Document excerpt ->
☆ ☆ ☆ ☆ ☆
Antioxidant evidence is very weak, concludes review

By Eliot Beer

- Last updated on GMT

Researchers should 'sum up the level of evidence available rather than test another new antioxidant extracted from a different fruit'. ©iStock/brozova
Researchers should 'sum up the level of evidence available rather than test another new antioxidant extracted from a different fruit'. ©iStock/brozova

Related tags Oxidative stress Reactive oxygen species Antioxidant

Evidence for the beneficial effects of antioxidants is very weak, and researchers should work harder to understand the mechanisms behind oxidative stress, an academic review has concluded.

The review, published in the British Journal of Pharmacology​, looked at the evidence behind the oxidative stress (OS) theory of disease, and some of the issues with the model. They found it to be significantly lacking for the nutrients present in a range of fruits and vegetables.

Viewing the OS theory of disease from different theoretical perspectives developed in epistemological research, the theory comes out significantly weaker than many other pathogenic theories​,” wrote the authors.

This might explain why the translational shortcut of this theory, antioxidant therapy, has failed so often and has never shown enough evidence to be incorporated in guidelines, approved by regulatory agencies and recommended and reimbursed by health insurance systems basing their decisions on [evidence-based medicine] criteria​,” they added.

A stressed narrative?
☆ ☆ ☆ ☆ ☆
Entries supplied ->
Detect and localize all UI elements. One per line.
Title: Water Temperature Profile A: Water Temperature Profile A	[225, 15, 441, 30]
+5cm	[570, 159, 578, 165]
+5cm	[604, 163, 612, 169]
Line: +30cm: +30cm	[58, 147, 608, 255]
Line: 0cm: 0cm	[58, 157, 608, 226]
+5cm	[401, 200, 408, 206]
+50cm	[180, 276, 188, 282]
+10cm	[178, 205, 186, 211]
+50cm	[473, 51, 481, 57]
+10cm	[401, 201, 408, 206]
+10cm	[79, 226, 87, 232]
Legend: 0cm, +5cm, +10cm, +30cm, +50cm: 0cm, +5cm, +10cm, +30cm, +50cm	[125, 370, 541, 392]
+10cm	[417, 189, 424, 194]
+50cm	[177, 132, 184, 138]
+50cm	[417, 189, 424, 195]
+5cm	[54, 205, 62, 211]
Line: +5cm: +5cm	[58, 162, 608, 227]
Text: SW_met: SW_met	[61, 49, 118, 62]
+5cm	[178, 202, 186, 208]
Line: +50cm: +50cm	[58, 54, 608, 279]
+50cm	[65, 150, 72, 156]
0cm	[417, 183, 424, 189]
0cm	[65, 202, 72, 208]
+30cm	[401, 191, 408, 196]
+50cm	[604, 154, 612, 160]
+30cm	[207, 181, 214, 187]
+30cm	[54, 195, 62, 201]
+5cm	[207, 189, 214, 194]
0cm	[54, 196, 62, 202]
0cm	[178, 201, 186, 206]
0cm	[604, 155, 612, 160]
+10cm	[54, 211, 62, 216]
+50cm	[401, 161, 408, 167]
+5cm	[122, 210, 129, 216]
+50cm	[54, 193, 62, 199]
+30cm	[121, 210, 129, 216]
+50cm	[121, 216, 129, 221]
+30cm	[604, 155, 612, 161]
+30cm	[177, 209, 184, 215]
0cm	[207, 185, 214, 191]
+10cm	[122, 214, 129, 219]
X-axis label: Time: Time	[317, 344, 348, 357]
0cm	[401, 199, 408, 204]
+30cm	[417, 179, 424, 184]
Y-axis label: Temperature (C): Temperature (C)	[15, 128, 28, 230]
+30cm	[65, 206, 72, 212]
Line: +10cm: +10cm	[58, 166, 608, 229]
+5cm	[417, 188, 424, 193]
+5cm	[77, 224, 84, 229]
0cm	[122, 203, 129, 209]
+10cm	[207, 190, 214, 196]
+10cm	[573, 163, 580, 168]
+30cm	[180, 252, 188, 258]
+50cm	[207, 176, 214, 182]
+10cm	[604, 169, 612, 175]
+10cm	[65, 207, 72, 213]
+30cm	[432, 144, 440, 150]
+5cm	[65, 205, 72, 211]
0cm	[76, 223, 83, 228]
☆ ☆ ☆ ☆ ☆
Exercise instructions ->
1. Could you reproduce the stretch of the antioxidant article from "Related tags Oxidative" through "wrote the authors."?
2. Can you write the next part of the antioxidant article, picking up after its last line?
The rows have nothing to do with the antioxidant article.

Response list ->
1.
Related tags Oxidative stress Reactive oxygen species Antioxidant

Evidence for the beneficial effects of antioxidants is very weak, and researchers should work harder to understand the mechanisms behind oxidative stress, an academic review has concluded.

The review, published in the British Journal of Pharmacology​, looked at the evidence behind the oxidative stress (OS) theory of disease, and some of the issues with the model. They found it to be significantly lacking for the nutrients present in a range of fruits and vegetables.

Viewing the OS theory of disease from different theoretical perspectives developed in epistemological research, the theory comes out significantly weaker than many other pathogenic theories​,” wrote the authors.

2.
The authors describe how the OS theory has become a powerful narrative: “The fight between good and evil, antioxidants preventing ageing like the Holy Grail or acting like shields against ROS, an imagery and wording often used even by scientists in their review articles or presentations​.”

But despite the strength of the narrative, the mechanisms behind reactive oxygen species (ROS) are usually contained within a “black box​” which is applied to a list of diseases “so long to include practically all of them​” – making it very hard to describe the actions of ROS.

We have seen that this is in part due to the technical difficulties of measuring ROS, an essential step to make a claim of a ROS-mediated disease, which is complicated by the large number of analytical techniques and analytes that have been used to make such claims​,” the authors wrote.

Trying to aggregate a plurality of diseases where different ROS are generated in different tissues by different sources may have aggravated the problem​,” they added.

They also noted potential issues with side-effects: “When taking the theory of OS from the bench to the bedside using antioxidants as drugs we are adding the problem that most of them, more than most drugs, will have off-target effects, or that ROS may have physiological functions beyond their toxic effects​.”

Open data and causal relationships

To improve the standard of evidence around oxidative stress and antioxidants, the authors have several concrete suggestions.

First they advocate the development of international collaborations, including open data and a Cochrane-style collaboration for preclinical studies.

Second, they suggest a priority should be to “address the key question of how to demonstrate that OS is a causal component in disease X​”.

botanical plant herbal science research
©iStock

Finally, they call for researchers to “sum up the level of evidence available rather than test another new antioxidant extracted from a different fruit, where a plethora of antioxidants from other sources have already been studied​”.

Funding agencies need to encourage scientists to take the hardest route rather than go for the easy publication and the conventional wisdom of the dominant group​,” wrote the authors.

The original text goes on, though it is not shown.